Given exercise A — Copy the additive manufacturing patent text word for word from "ADDITIVE MANUFACTURING SYSTEM WITH MOVEABLE" to "subsurface inspection capabilities.".
Given exercise B —
Answer these questions using the additive manufacturing patent text:
(i) Relative to what surface does the positioning mechanism move the sensor?
(ii) What are the small volumes of melting produced in the energy beam's localized region called?
(iii) In a PBF-L additive system, what is the energy beam?

— BEGIN Document extract —

ADDITIVE MANUFACTURING SYSTEM WITH MOVEABLE SENSORS

Abstract

An additive manufacturing system includes an energy gun for melting at least a portion of a raw material layer and thereby forming at least in part a slice of a workpiece and a sensor for detecting surface and sub-surface anomalies or physical properties of the portion. The system also includes a positioning mechanism that moves the sensor in at least one of a normal direction and a parallel direction relative to an upper surface of the workpiece.

Description

BACKGROUND

Exemplary embodiments pertain to the art of additive manufacturing system and, more particularly, to an additive manufacturing system with subsurface inspection capabilities.

Traditional additive manufacturing systems include, for example. Additive Layer Manufacturing (ALM) devices, such as Direct Metal Laser Sintering (DMLS). Selective Laser Melting (SLM), Laser Beam Melting (LBM) and Electron Beam Melting (EBM) that provide for the fabrication of complex metal, alloy, polymer, ceramic and composite structures by the freeform construction of the workpiece, layer-by-layer. The principle behind additive manufacturing processes involves the selective melting of atomized precursor powder beds by a directed energy source, producing the lithographic build-up of the workpiece. The melting of the powder occurs in a small localized region of the energy beam, producing small volumes of melting, called melt pools, followed by rapid solidification, allowing for very precise control of the solidification process in the layer-by-layer fabrication of the workpiece. An example of a particular type of system is a PBF-L (powder bed fusion-laser) additive system where the energy beam is a laser. Any of the above devices are directed by three-dimensional geometry solid models developed in Computer Aided Design (CAD) software systems.

— END Document extract —
— BEGIN Extracted entries —

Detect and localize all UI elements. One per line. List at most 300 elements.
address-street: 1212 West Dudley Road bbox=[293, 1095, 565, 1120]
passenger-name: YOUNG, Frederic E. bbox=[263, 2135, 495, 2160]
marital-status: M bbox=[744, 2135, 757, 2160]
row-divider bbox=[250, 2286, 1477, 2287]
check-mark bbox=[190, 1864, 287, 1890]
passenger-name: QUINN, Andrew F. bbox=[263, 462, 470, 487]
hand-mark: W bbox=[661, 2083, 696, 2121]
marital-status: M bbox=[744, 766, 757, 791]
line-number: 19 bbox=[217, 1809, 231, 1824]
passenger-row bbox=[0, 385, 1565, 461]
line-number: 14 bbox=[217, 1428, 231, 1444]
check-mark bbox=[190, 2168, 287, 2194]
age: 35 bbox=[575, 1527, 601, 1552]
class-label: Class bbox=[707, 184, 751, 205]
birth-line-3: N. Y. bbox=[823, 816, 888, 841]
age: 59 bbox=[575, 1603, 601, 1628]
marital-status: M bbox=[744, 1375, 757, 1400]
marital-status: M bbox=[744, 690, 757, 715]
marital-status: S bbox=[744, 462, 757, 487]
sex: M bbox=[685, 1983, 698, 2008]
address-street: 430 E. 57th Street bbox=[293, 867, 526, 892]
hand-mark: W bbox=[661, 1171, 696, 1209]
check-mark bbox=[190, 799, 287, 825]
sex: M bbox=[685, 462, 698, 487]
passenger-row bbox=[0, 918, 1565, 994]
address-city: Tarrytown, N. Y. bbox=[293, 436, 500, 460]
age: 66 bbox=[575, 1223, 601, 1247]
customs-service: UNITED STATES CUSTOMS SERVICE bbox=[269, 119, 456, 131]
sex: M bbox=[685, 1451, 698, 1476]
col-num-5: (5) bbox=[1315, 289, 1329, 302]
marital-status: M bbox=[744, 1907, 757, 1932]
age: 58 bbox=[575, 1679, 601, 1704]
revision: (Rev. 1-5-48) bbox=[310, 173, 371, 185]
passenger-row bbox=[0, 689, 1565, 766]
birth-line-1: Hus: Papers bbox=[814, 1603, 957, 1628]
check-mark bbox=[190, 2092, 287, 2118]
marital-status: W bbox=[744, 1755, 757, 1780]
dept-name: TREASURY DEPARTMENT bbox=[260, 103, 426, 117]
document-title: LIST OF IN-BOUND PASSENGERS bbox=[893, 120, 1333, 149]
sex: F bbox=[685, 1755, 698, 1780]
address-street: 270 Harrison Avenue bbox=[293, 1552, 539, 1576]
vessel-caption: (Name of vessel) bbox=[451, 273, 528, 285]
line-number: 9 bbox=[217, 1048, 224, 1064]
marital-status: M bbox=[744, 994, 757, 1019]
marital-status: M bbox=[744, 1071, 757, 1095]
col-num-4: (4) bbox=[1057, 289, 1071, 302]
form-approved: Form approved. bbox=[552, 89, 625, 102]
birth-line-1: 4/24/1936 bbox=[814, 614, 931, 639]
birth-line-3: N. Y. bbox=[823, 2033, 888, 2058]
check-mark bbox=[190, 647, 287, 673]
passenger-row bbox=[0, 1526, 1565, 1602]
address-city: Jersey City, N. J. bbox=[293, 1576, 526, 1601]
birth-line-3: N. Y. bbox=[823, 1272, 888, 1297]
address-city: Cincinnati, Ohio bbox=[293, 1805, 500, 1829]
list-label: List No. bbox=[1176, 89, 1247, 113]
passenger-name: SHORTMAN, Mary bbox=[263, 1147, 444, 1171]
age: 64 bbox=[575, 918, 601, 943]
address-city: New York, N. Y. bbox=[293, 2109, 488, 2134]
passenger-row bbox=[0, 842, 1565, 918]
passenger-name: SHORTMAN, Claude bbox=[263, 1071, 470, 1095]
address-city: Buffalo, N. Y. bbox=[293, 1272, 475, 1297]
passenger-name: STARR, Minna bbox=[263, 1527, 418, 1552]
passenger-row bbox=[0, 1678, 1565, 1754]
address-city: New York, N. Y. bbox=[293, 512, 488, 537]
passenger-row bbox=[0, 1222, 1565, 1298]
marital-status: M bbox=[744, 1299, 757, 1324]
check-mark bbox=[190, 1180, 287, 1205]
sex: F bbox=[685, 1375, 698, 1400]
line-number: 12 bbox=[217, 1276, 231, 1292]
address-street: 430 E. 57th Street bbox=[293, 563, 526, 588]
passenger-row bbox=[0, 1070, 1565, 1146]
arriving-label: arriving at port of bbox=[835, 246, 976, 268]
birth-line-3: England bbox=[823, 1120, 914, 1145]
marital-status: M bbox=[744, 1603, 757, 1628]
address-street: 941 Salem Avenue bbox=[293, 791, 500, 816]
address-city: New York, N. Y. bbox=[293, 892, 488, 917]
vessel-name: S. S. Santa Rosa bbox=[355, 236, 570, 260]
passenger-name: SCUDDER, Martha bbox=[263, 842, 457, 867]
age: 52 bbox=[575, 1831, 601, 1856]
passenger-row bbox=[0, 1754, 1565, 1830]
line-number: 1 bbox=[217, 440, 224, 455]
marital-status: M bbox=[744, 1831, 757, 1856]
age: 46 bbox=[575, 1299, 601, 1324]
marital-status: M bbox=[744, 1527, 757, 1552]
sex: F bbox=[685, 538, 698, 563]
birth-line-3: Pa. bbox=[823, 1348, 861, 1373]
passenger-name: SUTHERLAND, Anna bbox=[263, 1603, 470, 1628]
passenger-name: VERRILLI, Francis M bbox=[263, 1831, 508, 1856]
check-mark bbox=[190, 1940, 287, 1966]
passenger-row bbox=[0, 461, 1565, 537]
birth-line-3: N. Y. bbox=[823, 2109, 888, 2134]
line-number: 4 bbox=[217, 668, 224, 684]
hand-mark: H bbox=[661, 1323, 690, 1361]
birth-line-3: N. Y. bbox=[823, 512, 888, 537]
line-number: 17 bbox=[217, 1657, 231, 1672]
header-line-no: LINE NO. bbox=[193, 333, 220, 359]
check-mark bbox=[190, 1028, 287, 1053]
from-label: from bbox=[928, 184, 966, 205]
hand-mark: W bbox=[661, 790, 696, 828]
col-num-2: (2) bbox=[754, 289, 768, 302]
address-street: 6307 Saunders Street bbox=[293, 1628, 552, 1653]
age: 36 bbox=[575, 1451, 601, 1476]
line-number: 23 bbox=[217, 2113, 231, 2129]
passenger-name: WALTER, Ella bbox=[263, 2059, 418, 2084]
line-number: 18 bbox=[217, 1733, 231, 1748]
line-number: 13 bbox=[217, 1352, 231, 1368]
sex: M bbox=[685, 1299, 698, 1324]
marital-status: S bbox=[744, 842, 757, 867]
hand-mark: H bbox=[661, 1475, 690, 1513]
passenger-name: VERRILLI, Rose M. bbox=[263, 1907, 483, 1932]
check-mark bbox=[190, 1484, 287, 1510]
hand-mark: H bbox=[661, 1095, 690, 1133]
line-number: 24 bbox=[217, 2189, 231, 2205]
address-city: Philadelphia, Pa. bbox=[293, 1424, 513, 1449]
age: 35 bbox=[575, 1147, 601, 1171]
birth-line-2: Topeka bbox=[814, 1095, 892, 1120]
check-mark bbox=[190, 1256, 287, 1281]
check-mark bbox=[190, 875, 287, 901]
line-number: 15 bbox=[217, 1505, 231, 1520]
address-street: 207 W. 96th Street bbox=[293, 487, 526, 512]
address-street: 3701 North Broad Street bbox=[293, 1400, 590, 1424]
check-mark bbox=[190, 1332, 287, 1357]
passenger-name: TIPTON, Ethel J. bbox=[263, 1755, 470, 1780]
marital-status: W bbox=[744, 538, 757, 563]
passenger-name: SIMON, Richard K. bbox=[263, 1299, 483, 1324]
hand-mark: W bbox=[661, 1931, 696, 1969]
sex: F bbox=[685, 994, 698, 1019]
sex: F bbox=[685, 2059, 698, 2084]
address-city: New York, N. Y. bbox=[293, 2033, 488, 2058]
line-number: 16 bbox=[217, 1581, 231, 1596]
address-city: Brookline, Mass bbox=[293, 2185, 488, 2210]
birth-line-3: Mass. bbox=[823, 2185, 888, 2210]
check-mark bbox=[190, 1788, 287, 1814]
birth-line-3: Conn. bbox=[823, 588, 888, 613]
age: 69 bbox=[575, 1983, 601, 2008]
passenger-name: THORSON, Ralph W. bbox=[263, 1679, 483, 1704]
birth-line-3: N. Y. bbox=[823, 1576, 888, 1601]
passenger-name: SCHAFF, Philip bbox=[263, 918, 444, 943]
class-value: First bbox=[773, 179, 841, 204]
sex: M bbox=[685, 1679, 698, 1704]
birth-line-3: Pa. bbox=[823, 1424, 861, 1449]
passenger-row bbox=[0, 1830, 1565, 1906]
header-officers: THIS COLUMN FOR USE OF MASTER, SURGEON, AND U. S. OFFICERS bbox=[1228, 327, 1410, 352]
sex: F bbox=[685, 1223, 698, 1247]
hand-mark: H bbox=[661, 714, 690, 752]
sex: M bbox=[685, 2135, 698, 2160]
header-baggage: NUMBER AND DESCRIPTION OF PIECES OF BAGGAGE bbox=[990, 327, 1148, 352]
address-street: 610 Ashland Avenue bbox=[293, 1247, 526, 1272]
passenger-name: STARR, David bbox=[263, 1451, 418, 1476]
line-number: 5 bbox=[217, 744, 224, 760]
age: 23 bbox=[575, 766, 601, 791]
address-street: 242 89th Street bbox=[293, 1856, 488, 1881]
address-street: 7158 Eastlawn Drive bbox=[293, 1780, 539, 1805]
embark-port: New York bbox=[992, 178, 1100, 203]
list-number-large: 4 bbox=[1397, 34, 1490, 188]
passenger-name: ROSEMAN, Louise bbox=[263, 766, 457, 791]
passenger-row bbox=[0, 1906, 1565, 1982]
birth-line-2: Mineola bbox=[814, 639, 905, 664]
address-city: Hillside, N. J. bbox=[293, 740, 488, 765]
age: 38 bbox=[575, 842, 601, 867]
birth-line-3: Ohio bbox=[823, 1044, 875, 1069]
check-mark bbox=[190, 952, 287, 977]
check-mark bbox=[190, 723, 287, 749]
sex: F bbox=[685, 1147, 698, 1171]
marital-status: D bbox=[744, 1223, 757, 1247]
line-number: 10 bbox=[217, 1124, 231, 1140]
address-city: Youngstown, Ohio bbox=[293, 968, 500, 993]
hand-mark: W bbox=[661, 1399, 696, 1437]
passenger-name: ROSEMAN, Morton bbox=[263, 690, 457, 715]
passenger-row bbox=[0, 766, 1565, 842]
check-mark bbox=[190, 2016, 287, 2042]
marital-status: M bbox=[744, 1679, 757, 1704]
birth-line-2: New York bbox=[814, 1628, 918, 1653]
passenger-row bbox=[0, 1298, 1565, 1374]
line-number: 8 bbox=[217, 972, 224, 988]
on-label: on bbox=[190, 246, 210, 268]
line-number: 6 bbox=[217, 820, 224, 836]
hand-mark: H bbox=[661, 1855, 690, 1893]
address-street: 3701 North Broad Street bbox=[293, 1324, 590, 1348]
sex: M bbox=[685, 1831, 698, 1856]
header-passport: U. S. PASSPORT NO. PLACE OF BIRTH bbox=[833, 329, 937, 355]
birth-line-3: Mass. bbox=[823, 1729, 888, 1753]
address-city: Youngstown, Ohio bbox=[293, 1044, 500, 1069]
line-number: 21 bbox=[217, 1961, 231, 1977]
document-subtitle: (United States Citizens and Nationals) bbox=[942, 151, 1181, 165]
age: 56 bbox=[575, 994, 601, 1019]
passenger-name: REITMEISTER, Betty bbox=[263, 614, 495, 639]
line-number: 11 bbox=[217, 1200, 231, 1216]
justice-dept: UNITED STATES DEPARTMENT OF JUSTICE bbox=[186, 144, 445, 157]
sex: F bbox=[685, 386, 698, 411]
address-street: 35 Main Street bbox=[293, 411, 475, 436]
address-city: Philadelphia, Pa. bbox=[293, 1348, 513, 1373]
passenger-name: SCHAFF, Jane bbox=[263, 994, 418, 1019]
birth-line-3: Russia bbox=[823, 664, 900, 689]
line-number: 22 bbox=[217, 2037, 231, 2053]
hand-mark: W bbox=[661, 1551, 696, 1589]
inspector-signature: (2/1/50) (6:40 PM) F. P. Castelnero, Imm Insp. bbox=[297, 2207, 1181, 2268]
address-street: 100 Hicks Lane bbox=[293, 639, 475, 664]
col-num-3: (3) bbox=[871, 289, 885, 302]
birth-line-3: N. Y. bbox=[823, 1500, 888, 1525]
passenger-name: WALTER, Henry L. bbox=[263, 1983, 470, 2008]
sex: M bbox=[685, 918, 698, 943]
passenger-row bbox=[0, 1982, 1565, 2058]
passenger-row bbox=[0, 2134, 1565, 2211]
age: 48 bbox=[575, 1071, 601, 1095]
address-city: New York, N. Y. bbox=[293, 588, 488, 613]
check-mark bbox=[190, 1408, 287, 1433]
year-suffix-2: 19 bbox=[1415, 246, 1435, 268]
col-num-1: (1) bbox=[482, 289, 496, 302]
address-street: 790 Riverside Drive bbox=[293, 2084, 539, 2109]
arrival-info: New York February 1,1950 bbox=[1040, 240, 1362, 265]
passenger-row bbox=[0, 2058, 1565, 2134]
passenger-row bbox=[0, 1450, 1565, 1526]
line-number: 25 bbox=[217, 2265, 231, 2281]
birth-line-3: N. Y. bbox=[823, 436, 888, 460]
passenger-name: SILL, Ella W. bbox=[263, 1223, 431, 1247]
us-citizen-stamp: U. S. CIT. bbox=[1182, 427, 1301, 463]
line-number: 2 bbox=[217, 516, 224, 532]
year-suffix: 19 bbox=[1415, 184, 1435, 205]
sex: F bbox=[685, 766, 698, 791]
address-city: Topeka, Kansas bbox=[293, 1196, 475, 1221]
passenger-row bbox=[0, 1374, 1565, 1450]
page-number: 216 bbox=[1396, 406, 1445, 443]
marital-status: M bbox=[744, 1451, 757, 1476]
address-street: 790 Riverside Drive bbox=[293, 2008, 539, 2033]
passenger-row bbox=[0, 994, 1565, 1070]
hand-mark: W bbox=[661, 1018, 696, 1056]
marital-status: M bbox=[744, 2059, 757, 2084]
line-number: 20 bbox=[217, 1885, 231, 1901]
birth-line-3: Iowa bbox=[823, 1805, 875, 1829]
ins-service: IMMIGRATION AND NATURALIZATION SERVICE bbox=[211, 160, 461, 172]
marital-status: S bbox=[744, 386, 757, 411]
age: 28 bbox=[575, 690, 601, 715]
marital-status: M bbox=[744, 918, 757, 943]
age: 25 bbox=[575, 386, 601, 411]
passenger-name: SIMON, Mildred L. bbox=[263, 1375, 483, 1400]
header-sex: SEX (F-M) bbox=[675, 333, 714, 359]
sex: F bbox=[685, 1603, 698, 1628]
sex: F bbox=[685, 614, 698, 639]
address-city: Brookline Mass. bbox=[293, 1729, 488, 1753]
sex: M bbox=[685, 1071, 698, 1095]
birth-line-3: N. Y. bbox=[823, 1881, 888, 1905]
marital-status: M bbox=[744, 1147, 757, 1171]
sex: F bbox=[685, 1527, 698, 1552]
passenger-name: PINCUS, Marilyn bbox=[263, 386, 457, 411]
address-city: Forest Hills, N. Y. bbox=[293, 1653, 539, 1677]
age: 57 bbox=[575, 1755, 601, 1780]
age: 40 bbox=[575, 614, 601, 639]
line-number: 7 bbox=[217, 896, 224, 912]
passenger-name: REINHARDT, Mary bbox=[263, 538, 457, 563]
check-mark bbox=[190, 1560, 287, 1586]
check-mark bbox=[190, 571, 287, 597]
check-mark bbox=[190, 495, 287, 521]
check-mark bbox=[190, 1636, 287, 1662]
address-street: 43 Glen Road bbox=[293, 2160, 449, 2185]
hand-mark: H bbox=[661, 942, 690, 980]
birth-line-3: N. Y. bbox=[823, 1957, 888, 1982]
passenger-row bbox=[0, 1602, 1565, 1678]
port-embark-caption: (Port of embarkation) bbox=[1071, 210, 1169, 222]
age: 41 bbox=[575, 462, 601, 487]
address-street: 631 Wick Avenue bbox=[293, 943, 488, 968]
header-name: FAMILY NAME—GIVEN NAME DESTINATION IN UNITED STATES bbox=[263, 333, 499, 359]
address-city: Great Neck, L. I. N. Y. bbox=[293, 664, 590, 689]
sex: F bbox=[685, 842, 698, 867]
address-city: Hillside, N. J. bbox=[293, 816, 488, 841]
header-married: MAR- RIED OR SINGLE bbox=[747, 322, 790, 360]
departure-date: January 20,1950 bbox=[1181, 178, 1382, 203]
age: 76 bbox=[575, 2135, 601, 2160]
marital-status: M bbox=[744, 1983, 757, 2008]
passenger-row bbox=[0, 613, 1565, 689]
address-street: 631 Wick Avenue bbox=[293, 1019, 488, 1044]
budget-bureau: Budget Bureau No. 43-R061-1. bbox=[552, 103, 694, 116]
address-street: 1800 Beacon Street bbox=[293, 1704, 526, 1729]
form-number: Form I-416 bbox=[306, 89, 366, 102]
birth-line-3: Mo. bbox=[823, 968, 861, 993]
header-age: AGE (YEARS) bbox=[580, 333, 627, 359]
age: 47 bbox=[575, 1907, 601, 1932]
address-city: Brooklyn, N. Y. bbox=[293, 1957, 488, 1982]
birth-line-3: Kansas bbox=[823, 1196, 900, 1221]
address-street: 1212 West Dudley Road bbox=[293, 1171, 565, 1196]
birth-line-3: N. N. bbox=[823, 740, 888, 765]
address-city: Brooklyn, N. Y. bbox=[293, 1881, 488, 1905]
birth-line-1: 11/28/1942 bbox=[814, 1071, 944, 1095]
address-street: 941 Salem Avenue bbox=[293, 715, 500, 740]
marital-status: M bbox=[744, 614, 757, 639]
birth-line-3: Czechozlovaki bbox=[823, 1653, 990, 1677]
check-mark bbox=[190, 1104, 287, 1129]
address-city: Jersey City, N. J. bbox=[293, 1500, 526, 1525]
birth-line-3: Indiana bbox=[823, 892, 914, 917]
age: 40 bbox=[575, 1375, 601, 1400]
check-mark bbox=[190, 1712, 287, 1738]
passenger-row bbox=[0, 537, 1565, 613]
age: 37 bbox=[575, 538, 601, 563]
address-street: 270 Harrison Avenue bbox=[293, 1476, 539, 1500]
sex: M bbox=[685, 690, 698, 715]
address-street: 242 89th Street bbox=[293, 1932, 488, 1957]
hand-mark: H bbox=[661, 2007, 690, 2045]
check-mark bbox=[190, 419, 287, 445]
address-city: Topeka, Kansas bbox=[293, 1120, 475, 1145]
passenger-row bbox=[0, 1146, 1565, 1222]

— END Extracted entries —

Written solution A —
ADDITIVE MANUFACTURING SYSTEM WITH MOVEABLE SENSORS

Abstract

An additive manufacturing system includes an energy gun for melting at least a portion of a raw material layer and thereby forming at least in part a slice of a workpiece and a sensor for detecting surface and sub-surface anomalies or physical properties of the portion. The system also includes a positioning mechanism that moves the sensor in at least one of a normal direction and a parallel direction relative to an upper surface of the workpiece.

Description

BACKGROUND

Exemplary embodiments pertain to the art of additive manufacturing system and, more particularly, to an additive manufacturing system with subsurface inspection capabilities.

Written solution B —
(i) The upper surface of the workpiece
(ii) Melt pools
(iii) A laser